BEGIN

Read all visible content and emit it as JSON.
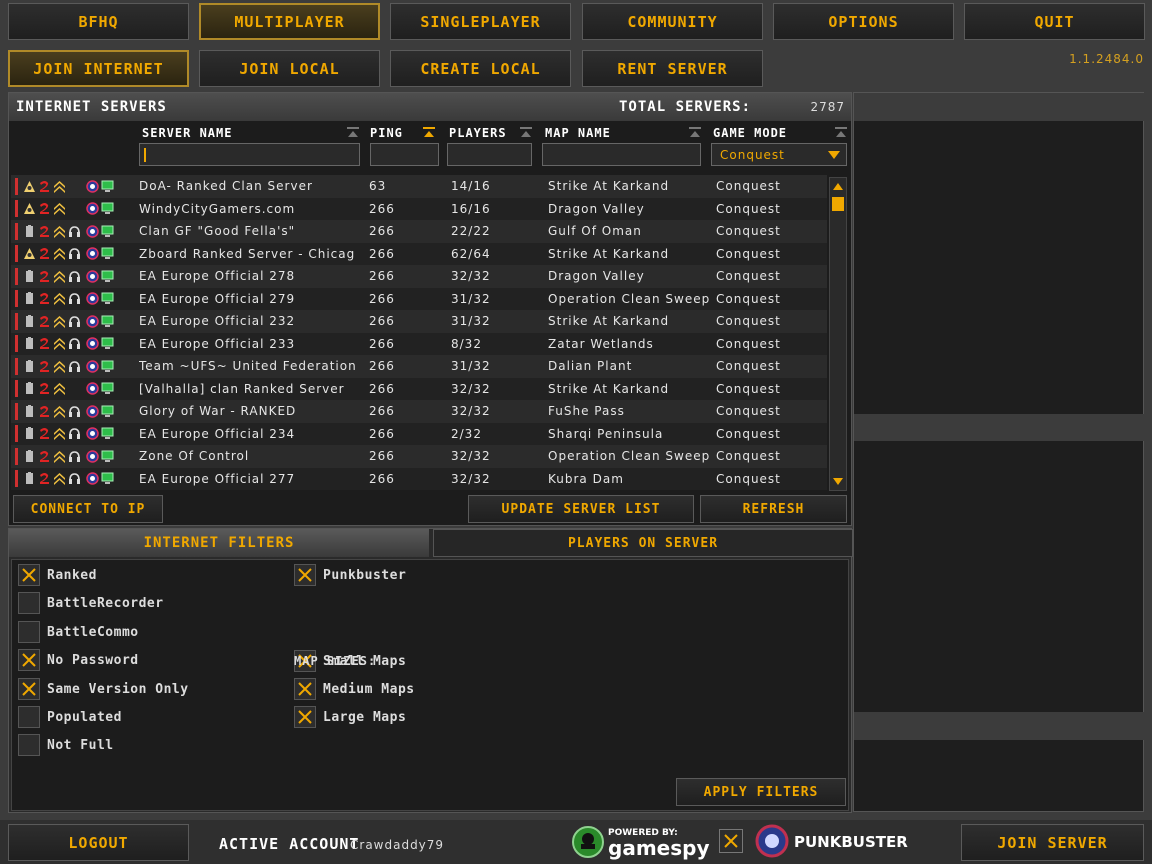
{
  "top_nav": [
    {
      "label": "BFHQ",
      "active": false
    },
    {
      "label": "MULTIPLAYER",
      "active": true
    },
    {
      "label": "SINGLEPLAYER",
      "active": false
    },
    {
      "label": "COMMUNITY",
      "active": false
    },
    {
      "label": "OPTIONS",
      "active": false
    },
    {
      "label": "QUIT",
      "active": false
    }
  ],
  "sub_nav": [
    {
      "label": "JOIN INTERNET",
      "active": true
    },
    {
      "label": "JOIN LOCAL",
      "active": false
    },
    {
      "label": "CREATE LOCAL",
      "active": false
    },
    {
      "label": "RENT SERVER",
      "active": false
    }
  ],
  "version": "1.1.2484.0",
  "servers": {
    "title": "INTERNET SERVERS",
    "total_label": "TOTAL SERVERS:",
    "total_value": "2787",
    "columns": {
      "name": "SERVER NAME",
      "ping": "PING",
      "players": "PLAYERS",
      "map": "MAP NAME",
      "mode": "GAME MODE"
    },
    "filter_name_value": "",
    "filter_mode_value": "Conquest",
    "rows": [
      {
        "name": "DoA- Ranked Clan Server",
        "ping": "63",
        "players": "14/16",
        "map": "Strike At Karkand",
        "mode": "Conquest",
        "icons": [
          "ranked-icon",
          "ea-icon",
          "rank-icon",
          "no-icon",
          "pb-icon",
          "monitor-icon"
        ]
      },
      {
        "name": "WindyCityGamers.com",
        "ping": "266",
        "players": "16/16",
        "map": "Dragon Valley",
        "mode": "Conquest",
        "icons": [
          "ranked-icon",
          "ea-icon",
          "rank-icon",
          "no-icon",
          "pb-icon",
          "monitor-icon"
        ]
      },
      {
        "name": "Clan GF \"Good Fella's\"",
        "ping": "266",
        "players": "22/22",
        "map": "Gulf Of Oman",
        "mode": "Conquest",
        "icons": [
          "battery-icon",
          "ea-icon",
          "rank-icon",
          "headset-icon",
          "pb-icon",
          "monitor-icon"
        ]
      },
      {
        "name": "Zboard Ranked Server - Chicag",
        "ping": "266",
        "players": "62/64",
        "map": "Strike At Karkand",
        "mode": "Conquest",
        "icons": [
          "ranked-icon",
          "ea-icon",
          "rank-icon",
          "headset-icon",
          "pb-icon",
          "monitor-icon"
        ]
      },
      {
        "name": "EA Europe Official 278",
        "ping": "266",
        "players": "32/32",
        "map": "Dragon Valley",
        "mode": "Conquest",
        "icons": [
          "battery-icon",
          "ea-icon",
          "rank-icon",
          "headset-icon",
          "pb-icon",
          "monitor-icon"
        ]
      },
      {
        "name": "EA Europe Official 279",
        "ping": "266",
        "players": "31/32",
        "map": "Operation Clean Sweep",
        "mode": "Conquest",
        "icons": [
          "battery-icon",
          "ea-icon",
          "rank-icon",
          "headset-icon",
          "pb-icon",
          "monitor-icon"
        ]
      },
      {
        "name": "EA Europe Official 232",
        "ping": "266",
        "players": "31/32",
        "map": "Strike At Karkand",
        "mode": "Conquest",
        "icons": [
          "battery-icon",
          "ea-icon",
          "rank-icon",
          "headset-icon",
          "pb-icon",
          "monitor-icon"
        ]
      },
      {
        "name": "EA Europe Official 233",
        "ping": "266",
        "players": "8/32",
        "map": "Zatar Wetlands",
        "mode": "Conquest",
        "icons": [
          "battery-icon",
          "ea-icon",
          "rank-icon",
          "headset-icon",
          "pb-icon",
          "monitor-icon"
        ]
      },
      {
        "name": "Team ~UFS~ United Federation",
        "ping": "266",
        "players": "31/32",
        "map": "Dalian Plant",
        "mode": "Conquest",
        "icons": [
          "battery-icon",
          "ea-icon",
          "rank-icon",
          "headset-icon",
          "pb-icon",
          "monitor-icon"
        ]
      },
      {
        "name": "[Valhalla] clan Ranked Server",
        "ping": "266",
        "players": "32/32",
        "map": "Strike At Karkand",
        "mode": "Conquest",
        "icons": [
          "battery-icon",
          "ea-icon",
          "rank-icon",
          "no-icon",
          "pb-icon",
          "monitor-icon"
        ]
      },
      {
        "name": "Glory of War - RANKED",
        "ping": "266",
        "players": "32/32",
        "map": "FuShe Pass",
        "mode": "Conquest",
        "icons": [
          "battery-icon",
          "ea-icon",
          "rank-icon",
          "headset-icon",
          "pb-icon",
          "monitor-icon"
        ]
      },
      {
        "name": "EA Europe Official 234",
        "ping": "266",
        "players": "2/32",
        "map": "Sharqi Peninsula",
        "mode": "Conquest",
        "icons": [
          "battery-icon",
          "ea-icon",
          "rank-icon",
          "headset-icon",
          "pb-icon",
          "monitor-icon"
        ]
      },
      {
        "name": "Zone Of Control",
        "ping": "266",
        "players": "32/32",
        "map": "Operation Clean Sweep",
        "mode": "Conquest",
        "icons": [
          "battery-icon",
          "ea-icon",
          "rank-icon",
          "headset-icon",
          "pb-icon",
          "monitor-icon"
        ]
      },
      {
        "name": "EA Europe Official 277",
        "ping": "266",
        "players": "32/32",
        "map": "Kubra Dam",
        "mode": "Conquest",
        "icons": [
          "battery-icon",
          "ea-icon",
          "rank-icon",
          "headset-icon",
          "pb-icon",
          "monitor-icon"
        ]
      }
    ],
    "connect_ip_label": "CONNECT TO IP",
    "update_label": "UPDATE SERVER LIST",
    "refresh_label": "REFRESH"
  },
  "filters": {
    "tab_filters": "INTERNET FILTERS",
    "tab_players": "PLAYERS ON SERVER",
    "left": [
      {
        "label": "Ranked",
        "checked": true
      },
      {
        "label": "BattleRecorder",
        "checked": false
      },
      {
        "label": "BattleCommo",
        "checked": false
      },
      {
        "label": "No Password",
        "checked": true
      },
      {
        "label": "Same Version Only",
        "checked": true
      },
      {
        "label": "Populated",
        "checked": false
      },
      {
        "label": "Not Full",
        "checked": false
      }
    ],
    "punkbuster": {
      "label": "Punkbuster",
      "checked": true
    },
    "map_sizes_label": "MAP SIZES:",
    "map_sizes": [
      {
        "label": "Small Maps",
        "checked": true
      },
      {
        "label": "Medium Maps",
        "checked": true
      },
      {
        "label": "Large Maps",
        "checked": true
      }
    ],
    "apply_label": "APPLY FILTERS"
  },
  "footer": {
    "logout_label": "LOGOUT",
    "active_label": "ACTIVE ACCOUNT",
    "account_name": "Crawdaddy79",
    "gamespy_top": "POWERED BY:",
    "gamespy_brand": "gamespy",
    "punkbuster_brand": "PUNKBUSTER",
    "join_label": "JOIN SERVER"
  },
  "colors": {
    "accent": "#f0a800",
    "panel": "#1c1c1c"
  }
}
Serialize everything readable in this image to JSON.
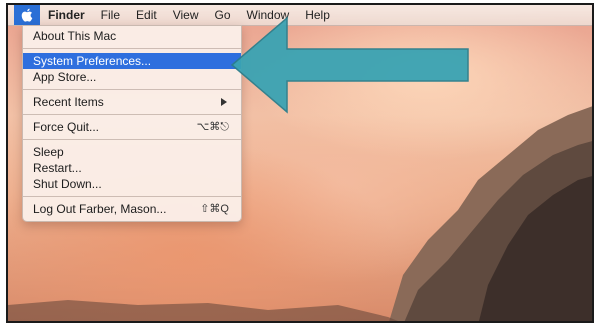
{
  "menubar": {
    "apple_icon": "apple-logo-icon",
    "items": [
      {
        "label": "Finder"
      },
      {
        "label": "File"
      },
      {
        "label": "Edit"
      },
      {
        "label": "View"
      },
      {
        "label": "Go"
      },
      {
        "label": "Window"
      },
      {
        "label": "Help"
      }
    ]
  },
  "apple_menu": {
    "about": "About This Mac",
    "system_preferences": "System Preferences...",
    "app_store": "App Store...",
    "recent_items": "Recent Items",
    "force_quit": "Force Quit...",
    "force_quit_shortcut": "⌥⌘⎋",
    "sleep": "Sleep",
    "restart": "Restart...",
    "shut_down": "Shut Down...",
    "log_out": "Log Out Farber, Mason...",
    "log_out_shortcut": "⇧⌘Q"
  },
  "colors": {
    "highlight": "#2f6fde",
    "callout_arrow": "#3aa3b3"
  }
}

END

§ **INSTRUCTION**
Retype only the lines above from the one with "Serialize everything readable" through the last, both ends included, keeping every picture out of the copy.

§ **ANSWER TO THE EXERCISE**
Serialize everything readable in this image to JSON.
{
  "menubar": {
    "apple_icon": "apple-logo-icon",
    "items": [
      {
        "label": "Finder"
      },
      {
        "label": "File"
      },
      {
        "label": "Edit"
      },
      {
        "label": "View"
      },
      {
        "label": "Go"
      },
      {
        "label": "Window"
      },
      {
        "label": "Help"
      }
    ]
  },
  "apple_menu": {
    "about": "About This Mac",
    "system_preferences": "System Preferences...",
    "app_store": "App Store...",
    "recent_items": "Recent Items",
    "force_quit": "Force Quit...",
    "force_quit_shortcut": "⌥⌘⎋",
    "sleep": "Sleep",
    "restart": "Restart...",
    "shut_down": "Shut Down...",
    "log_out": "Log Out Farber, Mason...",
    "log_out_shortcut": "⇧⌘Q"
  },
  "colors": {
    "highlight": "#2f6fde",
    "callout_arrow": "#3aa3b3"
  }
}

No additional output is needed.